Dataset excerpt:
= = = = =

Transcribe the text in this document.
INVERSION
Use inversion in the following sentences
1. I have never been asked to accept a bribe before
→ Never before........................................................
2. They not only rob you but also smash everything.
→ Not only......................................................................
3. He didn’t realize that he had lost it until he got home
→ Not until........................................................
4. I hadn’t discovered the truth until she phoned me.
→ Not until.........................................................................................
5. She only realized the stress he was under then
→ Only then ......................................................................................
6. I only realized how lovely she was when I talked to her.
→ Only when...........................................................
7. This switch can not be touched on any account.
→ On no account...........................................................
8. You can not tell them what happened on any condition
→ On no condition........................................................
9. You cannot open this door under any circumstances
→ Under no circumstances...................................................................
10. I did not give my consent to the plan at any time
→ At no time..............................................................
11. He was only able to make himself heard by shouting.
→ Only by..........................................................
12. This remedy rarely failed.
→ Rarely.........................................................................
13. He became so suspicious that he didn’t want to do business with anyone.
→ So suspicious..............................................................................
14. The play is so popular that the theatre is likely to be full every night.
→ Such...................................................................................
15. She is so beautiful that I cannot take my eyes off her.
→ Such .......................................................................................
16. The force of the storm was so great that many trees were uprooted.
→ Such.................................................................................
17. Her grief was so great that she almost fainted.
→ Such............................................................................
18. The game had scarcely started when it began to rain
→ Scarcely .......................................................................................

= = = = =

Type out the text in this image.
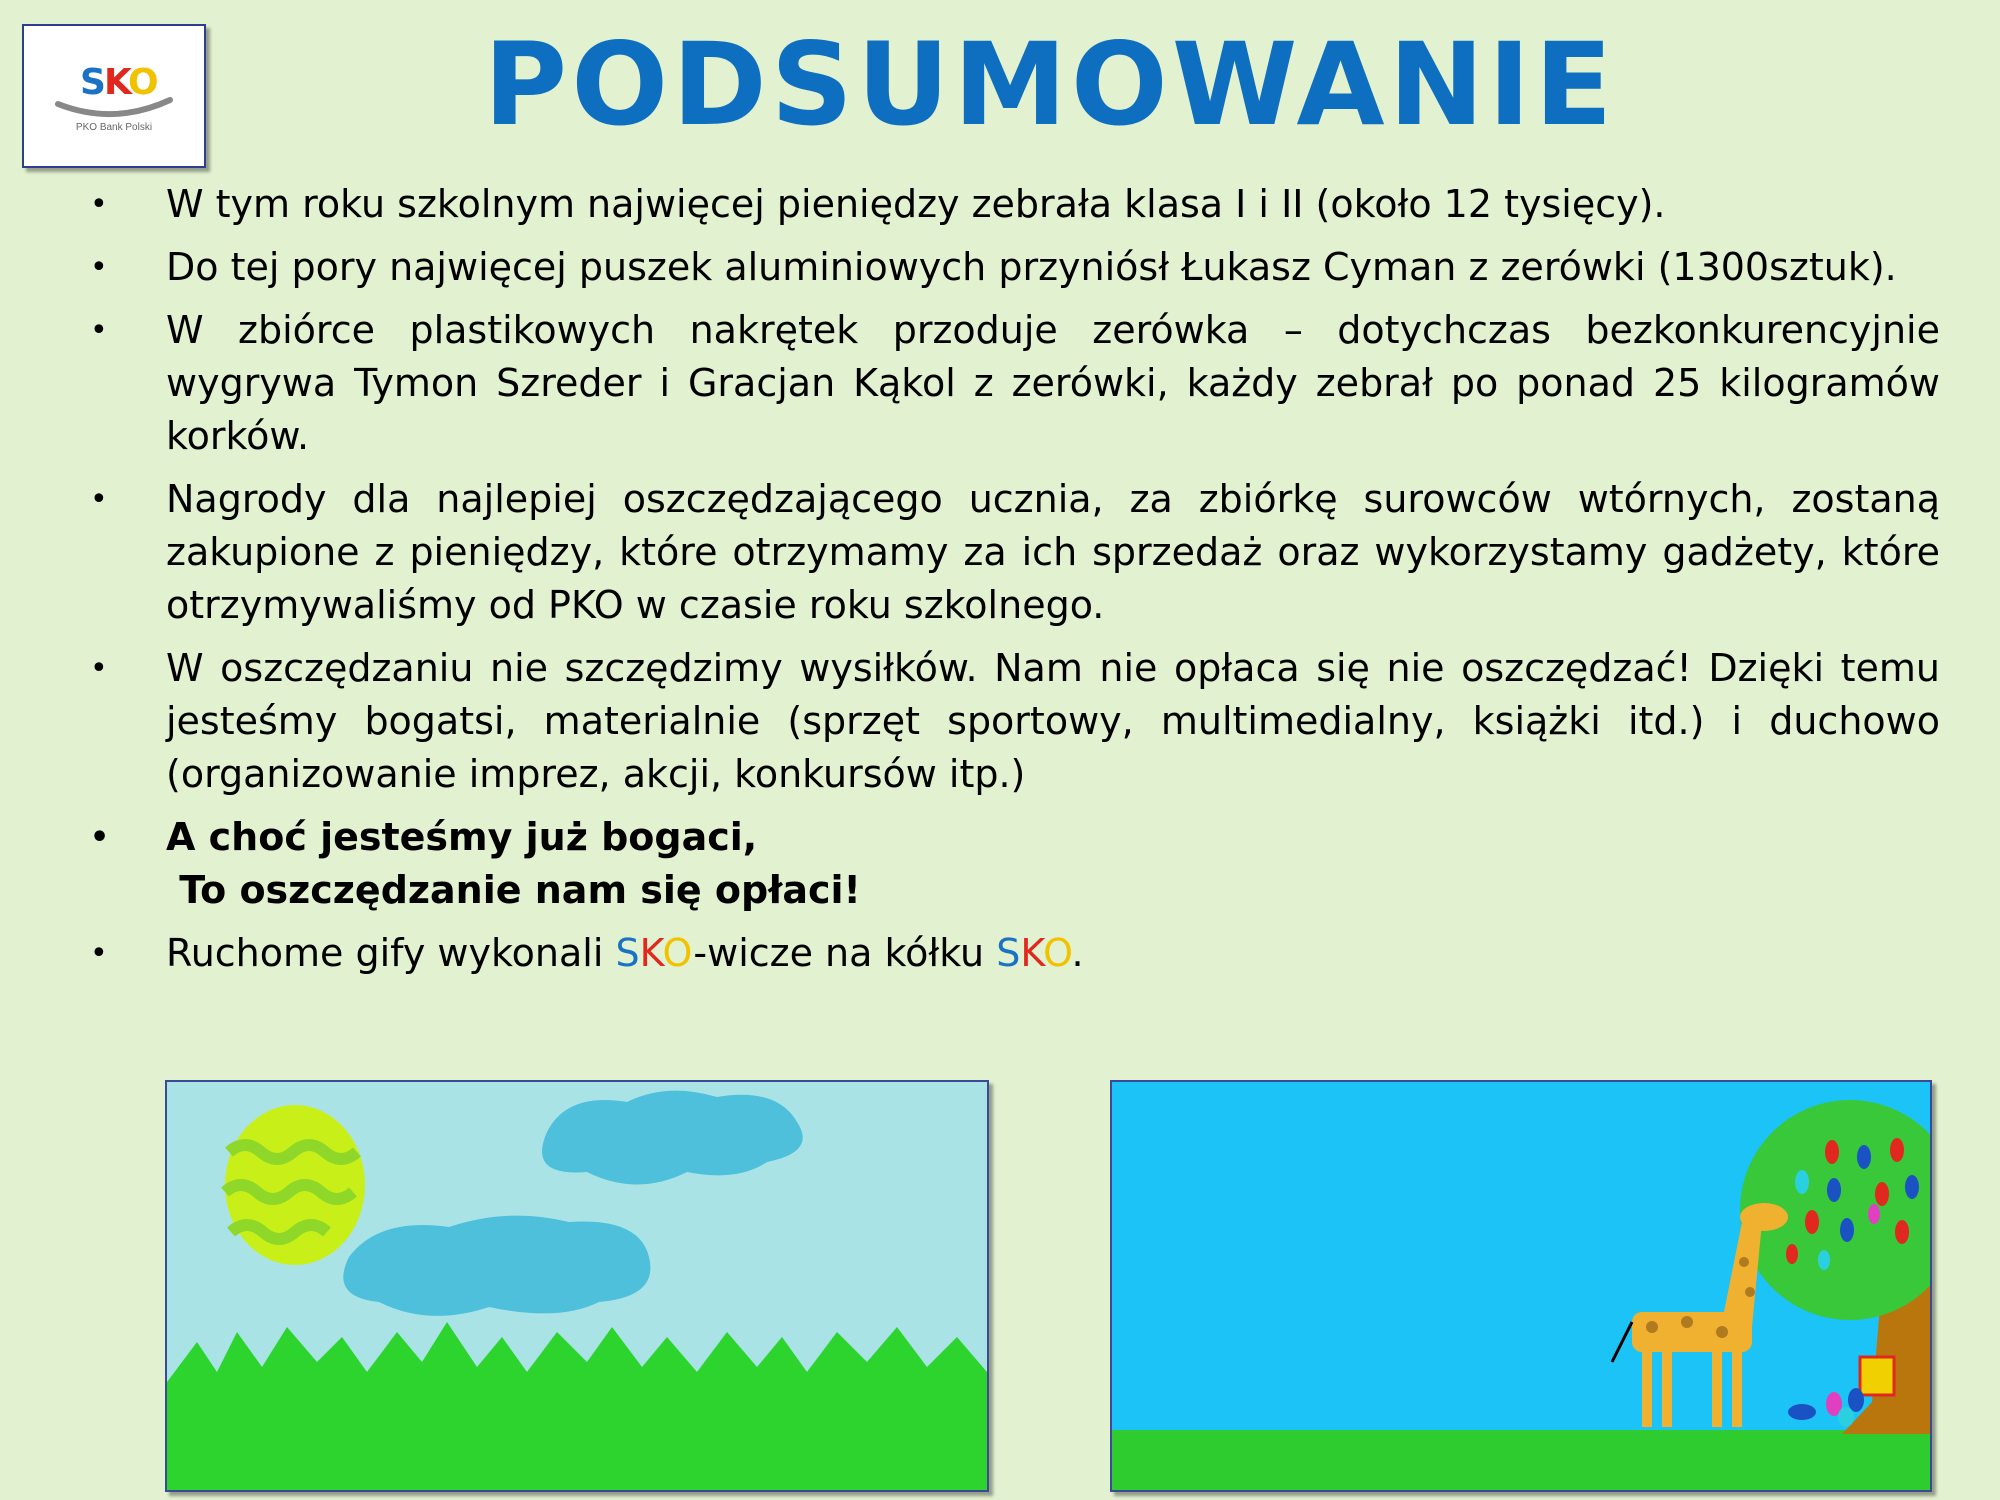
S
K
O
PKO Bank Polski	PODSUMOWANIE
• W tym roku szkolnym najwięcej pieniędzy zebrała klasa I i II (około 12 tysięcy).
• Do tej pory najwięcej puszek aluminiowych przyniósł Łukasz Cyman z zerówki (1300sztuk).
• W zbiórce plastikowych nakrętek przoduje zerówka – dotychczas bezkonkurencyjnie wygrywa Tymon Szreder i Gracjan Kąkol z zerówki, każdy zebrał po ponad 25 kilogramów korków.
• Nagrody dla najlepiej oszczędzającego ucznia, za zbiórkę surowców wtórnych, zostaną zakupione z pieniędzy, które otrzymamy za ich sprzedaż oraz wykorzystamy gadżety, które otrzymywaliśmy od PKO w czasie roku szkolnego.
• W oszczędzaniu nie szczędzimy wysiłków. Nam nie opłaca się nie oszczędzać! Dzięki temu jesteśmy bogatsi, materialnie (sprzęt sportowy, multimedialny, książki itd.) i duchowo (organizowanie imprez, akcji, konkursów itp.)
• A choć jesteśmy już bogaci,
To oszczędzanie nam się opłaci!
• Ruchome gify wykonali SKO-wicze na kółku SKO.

= = = = =

Extract all lines from the material above that include the word "cannot".

9. You cannot open this door under any circumstances
15. She is so beautiful that I cannot take my eyes off her.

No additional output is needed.